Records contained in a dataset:
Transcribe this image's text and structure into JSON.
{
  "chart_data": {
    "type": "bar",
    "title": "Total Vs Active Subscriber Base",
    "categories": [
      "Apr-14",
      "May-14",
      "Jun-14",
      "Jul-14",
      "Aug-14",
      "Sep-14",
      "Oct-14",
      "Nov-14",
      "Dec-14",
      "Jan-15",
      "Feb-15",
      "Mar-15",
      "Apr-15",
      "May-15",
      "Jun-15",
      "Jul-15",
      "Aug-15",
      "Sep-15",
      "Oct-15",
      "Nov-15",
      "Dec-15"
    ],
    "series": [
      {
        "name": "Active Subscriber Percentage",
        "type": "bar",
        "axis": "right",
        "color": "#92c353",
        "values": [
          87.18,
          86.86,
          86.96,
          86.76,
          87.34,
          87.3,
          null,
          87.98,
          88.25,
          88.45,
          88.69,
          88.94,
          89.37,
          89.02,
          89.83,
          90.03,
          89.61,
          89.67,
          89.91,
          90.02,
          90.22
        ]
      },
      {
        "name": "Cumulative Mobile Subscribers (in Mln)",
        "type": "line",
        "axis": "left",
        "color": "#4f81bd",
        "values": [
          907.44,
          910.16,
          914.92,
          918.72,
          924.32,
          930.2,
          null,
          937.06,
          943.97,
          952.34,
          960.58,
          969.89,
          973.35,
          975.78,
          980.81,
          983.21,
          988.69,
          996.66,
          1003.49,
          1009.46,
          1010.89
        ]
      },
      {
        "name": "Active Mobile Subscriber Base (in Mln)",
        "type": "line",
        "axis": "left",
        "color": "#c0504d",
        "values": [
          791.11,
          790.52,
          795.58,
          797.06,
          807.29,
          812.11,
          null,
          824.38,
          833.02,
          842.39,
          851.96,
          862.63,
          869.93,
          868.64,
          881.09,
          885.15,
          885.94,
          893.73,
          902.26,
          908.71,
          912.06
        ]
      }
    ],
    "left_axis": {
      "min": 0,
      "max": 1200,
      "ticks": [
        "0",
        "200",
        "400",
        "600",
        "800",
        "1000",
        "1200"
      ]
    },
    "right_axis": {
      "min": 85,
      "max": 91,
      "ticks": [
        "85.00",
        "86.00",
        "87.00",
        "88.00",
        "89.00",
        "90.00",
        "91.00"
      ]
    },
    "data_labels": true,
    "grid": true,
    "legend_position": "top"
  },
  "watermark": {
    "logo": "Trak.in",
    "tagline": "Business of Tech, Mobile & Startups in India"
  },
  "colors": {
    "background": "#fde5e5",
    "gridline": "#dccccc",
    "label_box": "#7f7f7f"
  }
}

#### Written request
Write out the whole listing exactly.

#### Answer to the task
Transcribe this image's text and structure into JSON.
{
  "chart_data": {
    "type": "bar",
    "title": "Total Vs Active Subscriber Base",
    "categories": [
      "Apr-14",
      "May-14",
      "Jun-14",
      "Jul-14",
      "Aug-14",
      "Sep-14",
      "Oct-14",
      "Nov-14",
      "Dec-14",
      "Jan-15",
      "Feb-15",
      "Mar-15",
      "Apr-15",
      "May-15",
      "Jun-15",
      "Jul-15",
      "Aug-15",
      "Sep-15",
      "Oct-15",
      "Nov-15",
      "Dec-15"
    ],
    "series": [
      {
        "name": "Active Subscriber Percentage",
        "type": "bar",
        "axis": "right",
        "color": "#92c353",
        "values": [
          87.18,
          86.86,
          86.96,
          86.76,
          87.34,
          87.3,
          null,
          87.98,
          88.25,
          88.45,
          88.69,
          88.94,
          89.37,
          89.02,
          89.83,
          90.03,
          89.61,
          89.67,
          89.91,
          90.02,
          90.22
        ]
      },
      {
        "name": "Cumulative Mobile Subscribers (in Mln)",
        "type": "line",
        "axis": "left",
        "color": "#4f81bd",
        "values": [
          907.44,
          910.16,
          914.92,
          918.72,
          924.32,
          930.2,
          null,
          937.06,
          943.97,
          952.34,
          960.58,
          969.89,
          973.35,
          975.78,
          980.81,
          983.21,
          988.69,
          996.66,
          1003.49,
          1009.46,
          1010.89
        ]
      },
      {
        "name": "Active Mobile Subscriber Base (in Mln)",
        "type": "line",
        "axis": "left",
        "color": "#c0504d",
        "values": [
          791.11,
          790.52,
          795.58,
          797.06,
          807.29,
          812.11,
          null,
          824.38,
          833.02,
          842.39,
          851.96,
          862.63,
          869.93,
          868.64,
          881.09,
          885.15,
          885.94,
          893.73,
          902.26,
          908.71,
          912.06
        ]
      }
    ],
    "left_axis": {
      "min": 0,
      "max": 1200,
      "ticks": [
        "0",
        "200",
        "400",
        "600",
        "800",
        "1000",
        "1200"
      ]
    },
    "right_axis": {
      "min": 85,
      "max": 91,
      "ticks": [
        "85.00",
        "86.00",
        "87.00",
        "88.00",
        "89.00",
        "90.00",
        "91.00"
      ]
    },
    "data_labels": true,
    "grid": true,
    "legend_position": "top"
  },
  "watermark": {
    "logo": "Trak.in",
    "tagline": "Business of Tech, Mobile & Startups in India"
  },
  "colors": {
    "background": "#fde5e5",
    "gridline": "#dccccc",
    "label_box": "#7f7f7f"
  }
}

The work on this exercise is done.